_Exercise prompt_.
Each line below is to be written out in full, exactly as shown.

_Given records_.
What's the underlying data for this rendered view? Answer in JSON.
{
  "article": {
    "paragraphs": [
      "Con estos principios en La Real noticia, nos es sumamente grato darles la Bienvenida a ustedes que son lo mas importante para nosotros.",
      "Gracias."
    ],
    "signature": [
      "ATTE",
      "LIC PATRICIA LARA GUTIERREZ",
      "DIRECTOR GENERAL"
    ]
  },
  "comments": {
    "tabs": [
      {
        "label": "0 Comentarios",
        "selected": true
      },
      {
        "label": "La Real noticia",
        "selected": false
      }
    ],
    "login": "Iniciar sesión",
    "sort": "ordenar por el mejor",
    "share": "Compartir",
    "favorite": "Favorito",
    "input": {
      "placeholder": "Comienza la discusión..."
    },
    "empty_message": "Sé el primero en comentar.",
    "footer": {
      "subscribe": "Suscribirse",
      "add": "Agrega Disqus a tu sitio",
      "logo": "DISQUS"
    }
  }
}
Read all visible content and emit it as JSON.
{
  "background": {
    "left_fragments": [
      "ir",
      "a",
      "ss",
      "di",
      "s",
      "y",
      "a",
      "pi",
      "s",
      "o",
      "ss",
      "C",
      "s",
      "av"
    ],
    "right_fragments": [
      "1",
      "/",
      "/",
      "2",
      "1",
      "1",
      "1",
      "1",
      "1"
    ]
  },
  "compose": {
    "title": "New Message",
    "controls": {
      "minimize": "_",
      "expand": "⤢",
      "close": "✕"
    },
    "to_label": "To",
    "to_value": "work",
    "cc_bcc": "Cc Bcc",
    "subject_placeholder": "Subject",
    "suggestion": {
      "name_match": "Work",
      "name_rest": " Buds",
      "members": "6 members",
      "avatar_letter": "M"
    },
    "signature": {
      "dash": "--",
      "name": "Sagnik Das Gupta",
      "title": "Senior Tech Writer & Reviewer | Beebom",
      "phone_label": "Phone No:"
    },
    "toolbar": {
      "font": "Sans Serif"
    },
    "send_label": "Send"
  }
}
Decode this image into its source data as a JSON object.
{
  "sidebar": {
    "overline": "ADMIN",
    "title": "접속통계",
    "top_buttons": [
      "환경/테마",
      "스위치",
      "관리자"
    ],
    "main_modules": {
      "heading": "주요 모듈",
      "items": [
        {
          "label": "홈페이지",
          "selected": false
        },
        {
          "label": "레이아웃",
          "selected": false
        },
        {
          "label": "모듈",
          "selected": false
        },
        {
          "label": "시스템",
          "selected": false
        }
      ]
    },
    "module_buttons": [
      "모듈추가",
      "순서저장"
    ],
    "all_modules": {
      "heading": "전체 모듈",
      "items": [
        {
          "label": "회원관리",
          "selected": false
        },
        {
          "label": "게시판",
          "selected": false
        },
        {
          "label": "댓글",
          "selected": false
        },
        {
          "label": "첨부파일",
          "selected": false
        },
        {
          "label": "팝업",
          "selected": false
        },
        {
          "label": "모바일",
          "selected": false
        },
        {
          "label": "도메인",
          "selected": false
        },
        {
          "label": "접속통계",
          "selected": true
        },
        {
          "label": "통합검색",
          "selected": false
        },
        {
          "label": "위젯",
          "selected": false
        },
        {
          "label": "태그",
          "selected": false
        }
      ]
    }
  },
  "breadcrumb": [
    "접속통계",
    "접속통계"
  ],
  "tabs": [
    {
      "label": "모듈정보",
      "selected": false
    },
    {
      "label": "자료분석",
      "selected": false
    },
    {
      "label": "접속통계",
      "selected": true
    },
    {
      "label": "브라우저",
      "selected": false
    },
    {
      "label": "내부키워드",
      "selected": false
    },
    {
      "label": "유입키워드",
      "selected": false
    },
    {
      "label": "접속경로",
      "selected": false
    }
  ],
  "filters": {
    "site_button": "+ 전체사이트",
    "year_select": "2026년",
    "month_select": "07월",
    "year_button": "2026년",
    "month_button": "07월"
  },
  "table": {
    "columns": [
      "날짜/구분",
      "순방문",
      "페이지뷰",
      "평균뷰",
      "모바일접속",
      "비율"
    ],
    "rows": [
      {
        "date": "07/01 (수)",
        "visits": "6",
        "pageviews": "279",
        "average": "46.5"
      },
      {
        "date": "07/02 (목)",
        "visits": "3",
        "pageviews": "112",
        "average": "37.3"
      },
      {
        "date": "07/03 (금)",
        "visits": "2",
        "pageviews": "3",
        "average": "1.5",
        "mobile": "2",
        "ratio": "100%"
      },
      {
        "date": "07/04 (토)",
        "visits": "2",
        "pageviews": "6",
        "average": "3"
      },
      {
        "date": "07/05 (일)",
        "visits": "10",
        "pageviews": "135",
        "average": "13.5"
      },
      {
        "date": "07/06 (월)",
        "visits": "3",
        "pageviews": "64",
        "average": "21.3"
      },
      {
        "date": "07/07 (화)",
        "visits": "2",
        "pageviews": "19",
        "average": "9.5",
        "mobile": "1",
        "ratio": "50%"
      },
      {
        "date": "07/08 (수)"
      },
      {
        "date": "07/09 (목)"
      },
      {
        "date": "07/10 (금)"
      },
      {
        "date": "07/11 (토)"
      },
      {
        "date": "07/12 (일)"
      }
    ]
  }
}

_Exercise solution_.
What's the underlying data for this rendered view? Answer in JSON.
{
  "article": {
    "paragraphs": [
      "Con estos principios en La Real noticia, nos es sumamente grato darles la Bienvenida a ustedes que son lo mas importante para nosotros.",
      "Gracias."
    ],
    "signature": [
      "ATTE",
      "LIC PATRICIA LARA GUTIERREZ",
      "DIRECTOR GENERAL"
    ]
  },
  "comments": {
    "tabs": [
      {
        "label": "0 Comentarios",
        "selected": true
      },
      {
        "label": "La Real noticia",
        "selected": false
      }
    ],
    "login": "Iniciar sesión",
    "sort": "ordenar por el mejor",
    "share": "Compartir",
    "favorite": "Favorito",
    "input": {
      "placeholder": "Comienza la discusión..."
    },
    "empty_message": "Sé el primero en comentar.",
    "footer": {
      "subscribe": "Suscribirse",
      "add": "Agrega Disqus a tu sitio",
      "logo": "DISQUS"
    }
  }
}
Read all visible content and emit it as JSON.
{
  "background": {
    "left_fragments": [
      "ir",
      "a",
      "ss",
      "di",
      "s",
      "y",
      "a",
      "pi",
      "s",
      "o",
      "ss",
      "C",
      "s",
      "av"
    ],
    "right_fragments": [
      "1",
      "/",
      "/",
      "2",
      "1",
      "1",
      "1",
      "1",
      "1"
    ]
  },
  "compose": {
    "title": "New Message",
    "controls": {
      "minimize": "_",
      "expand": "⤢",
      "close": "✕"
    },
    "to_label": "To",
    "to_value": "work",
    "cc_bcc": "Cc Bcc",
    "subject_placeholder": "Subject",
    "suggestion": {
      "name_match": "Work",
      "name_rest": " Buds",
      "members": "6 members",
      "avatar_letter": "M"
    },
    "signature": {
      "dash": "--",
      "name": "Sagnik Das Gupta",
      "title": "Senior Tech Writer & Reviewer | Beebom",
      "phone_label": "Phone No:"
    },
    "toolbar": {
      "font": "Sans Serif"
    },
    "send_label": "Send"
  }
}
Decode this image into its source data as a JSON object.
{
  "sidebar": {
    "overline": "ADMIN",
    "title": "접속통계",
    "top_buttons": [
      "환경/테마",
      "스위치",
      "관리자"
    ],
    "main_modules": {
      "heading": "주요 모듈",
      "items": [
        {
          "label": "홈페이지",
          "selected": false
        },
        {
          "label": "레이아웃",
          "selected": false
        },
        {
          "label": "모듈",
          "selected": false
        },
        {
          "label": "시스템",
          "selected": false
        }
      ]
    },
    "module_buttons": [
      "모듈추가",
      "순서저장"
    ],
    "all_modules": {
      "heading": "전체 모듈",
      "items": [
        {
          "label": "회원관리",
          "selected": false
        },
        {
          "label": "게시판",
          "selected": false
        },
        {
          "label": "댓글",
          "selected": false
        },
        {
          "label": "첨부파일",
          "selected": false
        },
        {
          "label": "팝업",
          "selected": false
        },
        {
          "label": "모바일",
          "selected": false
        },
        {
          "label": "도메인",
          "selected": false
        },
        {
          "label": "접속통계",
          "selected": true
        },
        {
          "label": "통합검색",
          "selected": false
        },
        {
          "label": "위젯",
          "selected": false
        },
        {
          "label": "태그",
          "selected": false
        }
      ]
    }
  },
  "breadcrumb": [
    "접속통계",
    "접속통계"
  ],
  "tabs": [
    {
      "label": "모듈정보",
      "selected": false
    },
    {
      "label": "자료분석",
      "selected": false
    },
    {
      "label": "접속통계",
      "selected": true
    },
    {
      "label": "브라우저",
      "selected": false
    },
    {
      "label": "내부키워드",
      "selected": false
    },
    {
      "label": "유입키워드",
      "selected": false
    },
    {
      "label": "접속경로",
      "selected": false
    }
  ],
  "filters": {
    "site_button": "+ 전체사이트",
    "year_select": "2026년",
    "month_select": "07월",
    "year_button": "2026년",
    "month_button": "07월"
  },
  "table": {
    "columns": [
      "날짜/구분",
      "순방문",
      "페이지뷰",
      "평균뷰",
      "모바일접속",
      "비율"
    ],
    "rows": [
      {
        "date": "07/01 (수)",
        "visits": "6",
        "pageviews": "279",
        "average": "46.5"
      },
      {
        "date": "07/02 (목)",
        "visits": "3",
        "pageviews": "112",
        "average": "37.3"
      },
      {
        "date": "07/03 (금)",
        "visits": "2",
        "pageviews": "3",
        "average": "1.5",
        "mobile": "2",
        "ratio": "100%"
      },
      {
        "date": "07/04 (토)",
        "visits": "2",
        "pageviews": "6",
        "average": "3"
      },
      {
        "date": "07/05 (일)",
        "visits": "10",
        "pageviews": "135",
        "average": "13.5"
      },
      {
        "date": "07/06 (월)",
        "visits": "3",
        "pageviews": "64",
        "average": "21.3"
      },
      {
        "date": "07/07 (화)",
        "visits": "2",
        "pageviews": "19",
        "average": "9.5",
        "mobile": "1",
        "ratio": "50%"
      },
      {
        "date": "07/08 (수)"
      },
      {
        "date": "07/09 (목)"
      },
      {
        "date": "07/10 (금)"
      },
      {
        "date": "07/11 (토)"
      },
      {
        "date": "07/12 (일)"
      }
    ]
  }
}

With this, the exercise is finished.